▸ EXERCISE GOAL
Gather all lines from the material that contain the word "ключ".
══════════
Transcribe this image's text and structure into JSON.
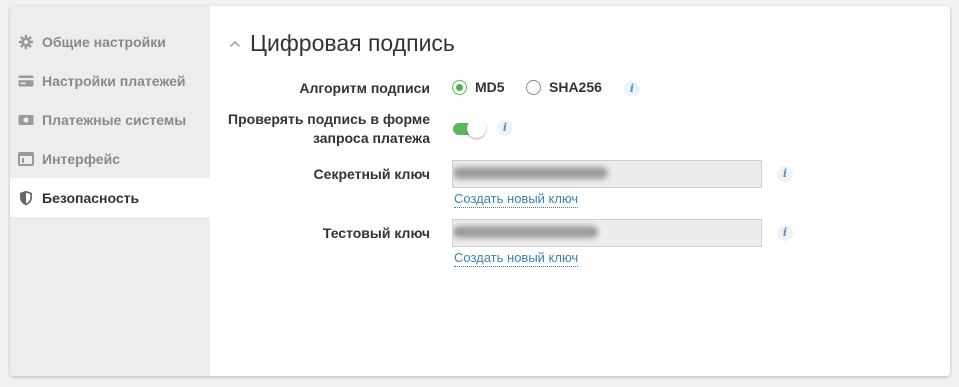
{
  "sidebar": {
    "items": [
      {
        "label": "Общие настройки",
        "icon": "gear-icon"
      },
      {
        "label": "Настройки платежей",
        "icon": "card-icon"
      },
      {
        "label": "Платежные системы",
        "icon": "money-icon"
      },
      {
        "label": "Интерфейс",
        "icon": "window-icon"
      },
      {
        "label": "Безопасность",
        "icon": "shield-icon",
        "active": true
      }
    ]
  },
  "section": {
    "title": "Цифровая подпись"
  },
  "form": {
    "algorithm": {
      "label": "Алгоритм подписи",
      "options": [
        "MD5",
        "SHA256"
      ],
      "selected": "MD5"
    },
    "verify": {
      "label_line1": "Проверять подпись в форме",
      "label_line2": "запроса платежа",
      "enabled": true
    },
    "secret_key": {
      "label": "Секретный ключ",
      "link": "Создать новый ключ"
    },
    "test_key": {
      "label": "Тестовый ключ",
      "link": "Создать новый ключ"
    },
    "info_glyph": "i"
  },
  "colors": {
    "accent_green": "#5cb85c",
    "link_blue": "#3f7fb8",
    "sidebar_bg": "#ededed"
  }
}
══════════
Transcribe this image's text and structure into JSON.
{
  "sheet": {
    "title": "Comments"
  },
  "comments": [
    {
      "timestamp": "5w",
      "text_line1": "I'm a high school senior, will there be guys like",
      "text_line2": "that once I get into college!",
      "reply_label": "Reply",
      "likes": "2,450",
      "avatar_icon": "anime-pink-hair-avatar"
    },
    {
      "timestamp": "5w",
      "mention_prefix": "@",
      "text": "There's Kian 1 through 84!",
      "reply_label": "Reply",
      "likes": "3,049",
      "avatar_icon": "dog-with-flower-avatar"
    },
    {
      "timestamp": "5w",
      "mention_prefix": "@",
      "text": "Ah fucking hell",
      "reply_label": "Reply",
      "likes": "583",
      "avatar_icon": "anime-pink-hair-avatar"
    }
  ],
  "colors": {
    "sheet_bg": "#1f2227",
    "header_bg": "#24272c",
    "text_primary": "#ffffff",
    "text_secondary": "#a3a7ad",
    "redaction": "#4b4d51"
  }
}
══════════
▸ FULL ANSWER
      "label": "Секретный ключ",
      "link": "Создать новый ключ"
      "label": "Тестовый ключ",
      "link": "Создать новый ключ"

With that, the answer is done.